WHAT IS REQUIRED:
Give the number of lines containing the word "Android", and nothing else.
# start of PROVIDED MATERIAL
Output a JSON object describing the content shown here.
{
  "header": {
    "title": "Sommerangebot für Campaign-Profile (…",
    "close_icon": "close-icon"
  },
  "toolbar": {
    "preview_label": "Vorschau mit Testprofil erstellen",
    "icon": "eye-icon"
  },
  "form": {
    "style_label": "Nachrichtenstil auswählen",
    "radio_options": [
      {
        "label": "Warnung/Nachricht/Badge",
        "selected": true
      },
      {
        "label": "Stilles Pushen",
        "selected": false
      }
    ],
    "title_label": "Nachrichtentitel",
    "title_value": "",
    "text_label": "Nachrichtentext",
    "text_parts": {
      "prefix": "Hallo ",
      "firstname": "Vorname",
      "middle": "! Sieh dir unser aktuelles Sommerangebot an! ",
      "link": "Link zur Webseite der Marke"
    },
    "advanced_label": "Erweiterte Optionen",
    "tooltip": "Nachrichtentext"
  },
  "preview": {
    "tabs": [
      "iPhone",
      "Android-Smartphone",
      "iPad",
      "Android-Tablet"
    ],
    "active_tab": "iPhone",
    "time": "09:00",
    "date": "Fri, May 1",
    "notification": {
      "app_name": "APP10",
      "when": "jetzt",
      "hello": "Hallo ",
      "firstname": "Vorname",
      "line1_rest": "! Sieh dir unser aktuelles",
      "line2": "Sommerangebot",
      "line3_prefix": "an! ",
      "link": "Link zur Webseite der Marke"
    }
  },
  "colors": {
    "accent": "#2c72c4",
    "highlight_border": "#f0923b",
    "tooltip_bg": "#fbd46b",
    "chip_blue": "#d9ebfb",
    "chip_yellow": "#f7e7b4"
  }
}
# end of PROVIDED MATERIAL
SOLUTION TO THE PROBLEM:
2